• _PROBLEM STATEMENT_
The entries below should be output exactly as written.

• _RECORDS FOR THIS EXERCISE_
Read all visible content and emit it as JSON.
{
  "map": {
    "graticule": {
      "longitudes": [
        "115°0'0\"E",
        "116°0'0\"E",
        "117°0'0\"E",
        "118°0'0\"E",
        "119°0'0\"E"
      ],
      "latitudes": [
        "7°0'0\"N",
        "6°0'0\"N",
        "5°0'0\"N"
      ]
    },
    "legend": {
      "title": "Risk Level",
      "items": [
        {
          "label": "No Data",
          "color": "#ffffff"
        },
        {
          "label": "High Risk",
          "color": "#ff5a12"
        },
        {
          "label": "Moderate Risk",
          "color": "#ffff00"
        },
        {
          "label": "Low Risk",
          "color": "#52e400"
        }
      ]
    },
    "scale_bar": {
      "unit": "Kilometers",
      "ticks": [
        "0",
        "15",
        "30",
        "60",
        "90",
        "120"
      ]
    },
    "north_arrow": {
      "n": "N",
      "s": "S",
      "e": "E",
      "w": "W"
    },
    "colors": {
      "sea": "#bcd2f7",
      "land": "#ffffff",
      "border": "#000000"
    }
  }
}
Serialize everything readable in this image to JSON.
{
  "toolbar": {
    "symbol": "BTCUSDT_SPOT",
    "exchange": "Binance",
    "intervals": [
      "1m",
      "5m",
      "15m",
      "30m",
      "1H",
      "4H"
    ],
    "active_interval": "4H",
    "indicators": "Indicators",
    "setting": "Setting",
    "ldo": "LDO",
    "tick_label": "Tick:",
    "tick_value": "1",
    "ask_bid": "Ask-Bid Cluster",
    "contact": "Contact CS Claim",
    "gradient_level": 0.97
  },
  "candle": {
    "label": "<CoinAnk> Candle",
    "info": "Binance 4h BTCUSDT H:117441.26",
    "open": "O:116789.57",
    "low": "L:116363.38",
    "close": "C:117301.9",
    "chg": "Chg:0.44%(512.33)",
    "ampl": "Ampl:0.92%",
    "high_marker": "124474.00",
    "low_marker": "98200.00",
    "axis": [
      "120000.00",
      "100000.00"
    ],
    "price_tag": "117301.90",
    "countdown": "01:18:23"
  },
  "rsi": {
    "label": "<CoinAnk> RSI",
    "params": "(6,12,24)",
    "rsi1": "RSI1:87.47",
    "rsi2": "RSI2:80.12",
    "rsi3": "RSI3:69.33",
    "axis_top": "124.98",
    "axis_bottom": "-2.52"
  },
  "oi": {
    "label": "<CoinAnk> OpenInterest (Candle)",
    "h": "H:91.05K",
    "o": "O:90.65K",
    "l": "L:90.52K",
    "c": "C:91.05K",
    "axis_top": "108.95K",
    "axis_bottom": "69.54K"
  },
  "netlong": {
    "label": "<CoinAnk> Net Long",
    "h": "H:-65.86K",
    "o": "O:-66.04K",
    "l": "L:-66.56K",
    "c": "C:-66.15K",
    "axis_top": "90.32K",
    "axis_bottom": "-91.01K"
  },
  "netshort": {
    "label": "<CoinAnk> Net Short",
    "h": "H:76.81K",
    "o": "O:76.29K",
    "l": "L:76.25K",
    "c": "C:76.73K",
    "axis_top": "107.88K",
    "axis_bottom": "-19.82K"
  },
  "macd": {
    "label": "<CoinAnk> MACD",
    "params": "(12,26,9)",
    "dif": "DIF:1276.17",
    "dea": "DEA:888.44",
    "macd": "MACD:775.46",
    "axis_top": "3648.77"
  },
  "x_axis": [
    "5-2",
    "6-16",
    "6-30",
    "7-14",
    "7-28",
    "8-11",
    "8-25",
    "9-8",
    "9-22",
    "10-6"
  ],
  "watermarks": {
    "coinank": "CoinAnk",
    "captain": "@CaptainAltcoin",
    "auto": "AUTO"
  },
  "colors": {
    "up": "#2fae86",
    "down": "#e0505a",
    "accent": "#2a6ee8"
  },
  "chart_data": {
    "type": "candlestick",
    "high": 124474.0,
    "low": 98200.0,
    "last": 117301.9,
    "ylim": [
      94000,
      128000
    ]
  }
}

• _TASK OUTPUT_
Read all visible content and emit it as JSON.
{
  "map": {
    "graticule": {
      "longitudes": [
        "115°0'0\"E",
        "116°0'0\"E",
        "117°0'0\"E",
        "118°0'0\"E",
        "119°0'0\"E"
      ],
      "latitudes": [
        "7°0'0\"N",
        "6°0'0\"N",
        "5°0'0\"N"
      ]
    },
    "legend": {
      "title": "Risk Level",
      "items": [
        {
          "label": "No Data",
          "color": "#ffffff"
        },
        {
          "label": "High Risk",
          "color": "#ff5a12"
        },
        {
          "label": "Moderate Risk",
          "color": "#ffff00"
        },
        {
          "label": "Low Risk",
          "color": "#52e400"
        }
      ]
    },
    "scale_bar": {
      "unit": "Kilometers",
      "ticks": [
        "0",
        "15",
        "30",
        "60",
        "90",
        "120"
      ]
    },
    "north_arrow": {
      "n": "N",
      "s": "S",
      "e": "E",
      "w": "W"
    },
    "colors": {
      "sea": "#bcd2f7",
      "land": "#ffffff",
      "border": "#000000"
    }
  }
}
Serialize everything readable in this image to JSON.
{
  "toolbar": {
    "symbol": "BTCUSDT_SPOT",
    "exchange": "Binance",
    "intervals": [
      "1m",
      "5m",
      "15m",
      "30m",
      "1H",
      "4H"
    ],
    "active_interval": "4H",
    "indicators": "Indicators",
    "setting": "Setting",
    "ldo": "LDO",
    "tick_label": "Tick:",
    "tick_value": "1",
    "ask_bid": "Ask-Bid Cluster",
    "contact": "Contact CS Claim",
    "gradient_level": 0.97
  },
  "candle": {
    "label": "<CoinAnk> Candle",
    "info": "Binance 4h BTCUSDT H:117441.26",
    "open": "O:116789.57",
    "low": "L:116363.38",
    "close": "C:117301.9",
    "chg": "Chg:0.44%(512.33)",
    "ampl": "Ampl:0.92%",
    "high_marker": "124474.00",
    "low_marker": "98200.00",
    "axis": [
      "120000.00",
      "100000.00"
    ],
    "price_tag": "117301.90",
    "countdown": "01:18:23"
  },
  "rsi": {
    "label": "<CoinAnk> RSI",
    "params": "(6,12,24)",
    "rsi1": "RSI1:87.47",
    "rsi2": "RSI2:80.12",
    "rsi3": "RSI3:69.33",
    "axis_top": "124.98",
    "axis_bottom": "-2.52"
  },
  "oi": {
    "label": "<CoinAnk> OpenInterest (Candle)",
    "h": "H:91.05K",
    "o": "O:90.65K",
    "l": "L:90.52K",
    "c": "C:91.05K",
    "axis_top": "108.95K",
    "axis_bottom": "69.54K"
  },
  "netlong": {
    "label": "<CoinAnk> Net Long",
    "h": "H:-65.86K",
    "o": "O:-66.04K",
    "l": "L:-66.56K",
    "c": "C:-66.15K",
    "axis_top": "90.32K",
    "axis_bottom": "-91.01K"
  },
  "netshort": {
    "label": "<CoinAnk> Net Short",
    "h": "H:76.81K",
    "o": "O:76.29K",
    "l": "L:76.25K",
    "c": "C:76.73K",
    "axis_top": "107.88K",
    "axis_bottom": "-19.82K"
  },
  "macd": {
    "label": "<CoinAnk> MACD",
    "params": "(12,26,9)",
    "dif": "DIF:1276.17",
    "dea": "DEA:888.44",
    "macd": "MACD:775.46",
    "axis_top": "3648.77"
  },
  "x_axis": [
    "5-2",
    "6-16",
    "6-30",
    "7-14",
    "7-28",
    "8-11",
    "8-25",
    "9-8",
    "9-22",
    "10-6"
  ],
  "watermarks": {
    "coinank": "CoinAnk",
    "captain": "@CaptainAltcoin",
    "auto": "AUTO"
  },
  "colors": {
    "up": "#2fae86",
    "down": "#e0505a",
    "accent": "#2a6ee8"
  },
  "chart_data": {
    "type": "candlestick",
    "high": 124474.0,
    "low": 98200.0,
    "last": 117301.9,
    "ylim": [
      94000,
      128000
    ]
  }
}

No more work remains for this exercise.